— PROBLEM —
Please count the lines below that contain the word "like", and reply with that number alone.

— Dataset excerpts —

#####

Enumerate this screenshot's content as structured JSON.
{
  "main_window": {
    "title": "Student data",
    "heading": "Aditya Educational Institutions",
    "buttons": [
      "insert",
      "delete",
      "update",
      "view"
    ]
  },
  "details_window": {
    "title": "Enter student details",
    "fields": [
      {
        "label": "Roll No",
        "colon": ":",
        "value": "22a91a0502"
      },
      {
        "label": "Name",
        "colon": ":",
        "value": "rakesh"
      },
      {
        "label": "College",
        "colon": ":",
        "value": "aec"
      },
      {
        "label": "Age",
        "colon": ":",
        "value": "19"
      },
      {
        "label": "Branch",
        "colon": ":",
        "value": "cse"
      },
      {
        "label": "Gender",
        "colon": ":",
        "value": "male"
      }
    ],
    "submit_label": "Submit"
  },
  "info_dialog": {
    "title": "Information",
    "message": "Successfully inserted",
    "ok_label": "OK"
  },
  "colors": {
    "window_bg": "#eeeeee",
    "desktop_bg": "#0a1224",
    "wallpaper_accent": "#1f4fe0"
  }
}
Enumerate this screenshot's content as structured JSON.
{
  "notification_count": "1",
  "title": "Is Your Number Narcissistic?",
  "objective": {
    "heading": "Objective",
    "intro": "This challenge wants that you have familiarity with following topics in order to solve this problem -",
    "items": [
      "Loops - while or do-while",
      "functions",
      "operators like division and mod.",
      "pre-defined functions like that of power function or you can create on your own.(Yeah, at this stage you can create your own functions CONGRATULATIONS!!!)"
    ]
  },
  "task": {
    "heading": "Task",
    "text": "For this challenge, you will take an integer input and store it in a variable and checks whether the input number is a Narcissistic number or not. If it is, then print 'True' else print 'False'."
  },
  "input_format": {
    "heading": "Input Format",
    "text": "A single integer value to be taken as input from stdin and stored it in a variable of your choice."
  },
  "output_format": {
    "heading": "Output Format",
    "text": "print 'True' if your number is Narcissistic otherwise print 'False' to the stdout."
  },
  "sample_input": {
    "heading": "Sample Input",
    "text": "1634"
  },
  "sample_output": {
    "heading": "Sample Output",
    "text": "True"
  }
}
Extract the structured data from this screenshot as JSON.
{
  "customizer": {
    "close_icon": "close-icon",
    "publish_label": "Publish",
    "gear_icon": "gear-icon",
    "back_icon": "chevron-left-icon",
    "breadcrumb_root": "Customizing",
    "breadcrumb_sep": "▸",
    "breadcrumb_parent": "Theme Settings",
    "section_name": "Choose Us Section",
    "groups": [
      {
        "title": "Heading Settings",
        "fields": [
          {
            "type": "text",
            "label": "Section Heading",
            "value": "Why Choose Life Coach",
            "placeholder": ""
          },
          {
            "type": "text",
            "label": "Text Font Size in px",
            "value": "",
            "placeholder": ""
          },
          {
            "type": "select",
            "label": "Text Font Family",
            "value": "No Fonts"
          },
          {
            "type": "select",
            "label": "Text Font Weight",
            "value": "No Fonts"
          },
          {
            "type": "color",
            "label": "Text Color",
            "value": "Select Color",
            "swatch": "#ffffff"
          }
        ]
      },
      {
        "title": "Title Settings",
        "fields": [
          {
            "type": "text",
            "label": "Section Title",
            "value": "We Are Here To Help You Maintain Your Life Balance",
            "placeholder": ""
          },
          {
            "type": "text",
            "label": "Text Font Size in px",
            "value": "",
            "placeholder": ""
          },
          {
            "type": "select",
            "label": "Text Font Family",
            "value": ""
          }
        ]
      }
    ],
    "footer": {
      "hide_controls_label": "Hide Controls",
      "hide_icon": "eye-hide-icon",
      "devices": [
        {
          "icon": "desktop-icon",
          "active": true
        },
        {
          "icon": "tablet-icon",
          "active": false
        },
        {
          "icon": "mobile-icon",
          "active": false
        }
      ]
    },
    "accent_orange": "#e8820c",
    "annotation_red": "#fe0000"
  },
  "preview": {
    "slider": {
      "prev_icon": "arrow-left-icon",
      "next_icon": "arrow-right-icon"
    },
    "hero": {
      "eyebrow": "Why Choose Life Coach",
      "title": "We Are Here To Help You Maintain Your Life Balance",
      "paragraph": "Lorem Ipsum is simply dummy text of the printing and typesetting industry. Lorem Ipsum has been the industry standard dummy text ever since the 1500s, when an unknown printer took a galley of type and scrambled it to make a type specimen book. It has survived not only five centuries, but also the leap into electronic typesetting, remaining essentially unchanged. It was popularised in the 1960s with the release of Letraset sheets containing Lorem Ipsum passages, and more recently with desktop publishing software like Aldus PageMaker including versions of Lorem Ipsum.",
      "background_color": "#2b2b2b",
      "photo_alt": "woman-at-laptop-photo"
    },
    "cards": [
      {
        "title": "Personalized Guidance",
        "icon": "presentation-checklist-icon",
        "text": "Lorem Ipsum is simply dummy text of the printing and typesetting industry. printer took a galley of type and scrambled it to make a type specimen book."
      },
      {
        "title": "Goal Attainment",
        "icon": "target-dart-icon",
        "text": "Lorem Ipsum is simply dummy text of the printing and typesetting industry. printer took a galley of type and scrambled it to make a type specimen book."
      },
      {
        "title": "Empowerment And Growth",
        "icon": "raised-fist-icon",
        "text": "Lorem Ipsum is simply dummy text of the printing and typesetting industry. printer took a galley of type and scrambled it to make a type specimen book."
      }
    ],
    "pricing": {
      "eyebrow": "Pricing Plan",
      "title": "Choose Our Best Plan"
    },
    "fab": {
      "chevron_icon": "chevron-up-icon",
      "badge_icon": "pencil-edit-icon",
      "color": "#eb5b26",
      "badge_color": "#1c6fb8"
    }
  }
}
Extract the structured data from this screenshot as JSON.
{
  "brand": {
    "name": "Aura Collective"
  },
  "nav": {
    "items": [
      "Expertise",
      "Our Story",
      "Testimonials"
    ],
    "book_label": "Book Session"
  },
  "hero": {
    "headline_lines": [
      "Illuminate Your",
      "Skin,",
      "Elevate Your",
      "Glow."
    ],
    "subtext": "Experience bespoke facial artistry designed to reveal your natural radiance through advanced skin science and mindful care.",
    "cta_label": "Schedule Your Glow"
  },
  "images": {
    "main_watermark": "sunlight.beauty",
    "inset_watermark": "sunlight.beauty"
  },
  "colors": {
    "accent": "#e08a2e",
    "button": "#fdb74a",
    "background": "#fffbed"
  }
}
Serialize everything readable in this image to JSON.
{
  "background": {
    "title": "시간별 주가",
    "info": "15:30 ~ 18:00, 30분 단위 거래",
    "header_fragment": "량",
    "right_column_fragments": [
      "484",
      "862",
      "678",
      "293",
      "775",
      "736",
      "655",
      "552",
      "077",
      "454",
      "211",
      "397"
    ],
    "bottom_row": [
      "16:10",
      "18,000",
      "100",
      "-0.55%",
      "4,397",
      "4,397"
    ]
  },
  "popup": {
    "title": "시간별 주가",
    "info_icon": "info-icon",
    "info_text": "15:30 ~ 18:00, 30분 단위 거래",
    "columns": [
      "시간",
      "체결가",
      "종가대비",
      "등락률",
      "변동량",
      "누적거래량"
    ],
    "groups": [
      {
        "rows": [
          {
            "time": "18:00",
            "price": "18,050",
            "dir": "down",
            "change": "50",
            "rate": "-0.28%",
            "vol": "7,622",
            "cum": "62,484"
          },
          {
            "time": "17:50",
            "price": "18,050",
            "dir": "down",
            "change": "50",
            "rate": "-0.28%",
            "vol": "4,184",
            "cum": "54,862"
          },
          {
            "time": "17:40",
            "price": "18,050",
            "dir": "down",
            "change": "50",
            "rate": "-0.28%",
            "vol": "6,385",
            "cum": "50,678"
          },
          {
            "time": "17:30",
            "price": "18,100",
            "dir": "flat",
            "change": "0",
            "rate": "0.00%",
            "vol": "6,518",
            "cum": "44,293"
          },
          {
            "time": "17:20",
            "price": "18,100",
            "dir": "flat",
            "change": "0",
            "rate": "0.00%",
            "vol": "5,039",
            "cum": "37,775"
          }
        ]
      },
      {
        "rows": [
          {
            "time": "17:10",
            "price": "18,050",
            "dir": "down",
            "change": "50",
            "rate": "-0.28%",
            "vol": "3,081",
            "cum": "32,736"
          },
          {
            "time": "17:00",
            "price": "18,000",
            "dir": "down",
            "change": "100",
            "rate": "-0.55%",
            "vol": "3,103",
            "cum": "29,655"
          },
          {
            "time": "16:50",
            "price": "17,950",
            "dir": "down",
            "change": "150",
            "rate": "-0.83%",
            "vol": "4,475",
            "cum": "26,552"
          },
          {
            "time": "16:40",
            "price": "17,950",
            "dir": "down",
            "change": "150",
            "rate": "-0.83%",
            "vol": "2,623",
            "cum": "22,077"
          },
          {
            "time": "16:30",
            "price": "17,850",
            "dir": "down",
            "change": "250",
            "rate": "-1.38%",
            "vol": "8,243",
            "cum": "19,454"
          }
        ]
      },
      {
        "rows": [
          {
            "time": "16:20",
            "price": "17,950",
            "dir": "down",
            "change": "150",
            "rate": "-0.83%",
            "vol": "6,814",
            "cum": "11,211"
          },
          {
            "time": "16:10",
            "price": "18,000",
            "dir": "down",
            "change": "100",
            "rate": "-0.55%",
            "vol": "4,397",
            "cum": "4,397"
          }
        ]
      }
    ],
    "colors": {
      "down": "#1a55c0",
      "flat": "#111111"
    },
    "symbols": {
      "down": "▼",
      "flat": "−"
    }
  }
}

#####

— EXPECTED ANSWER —
3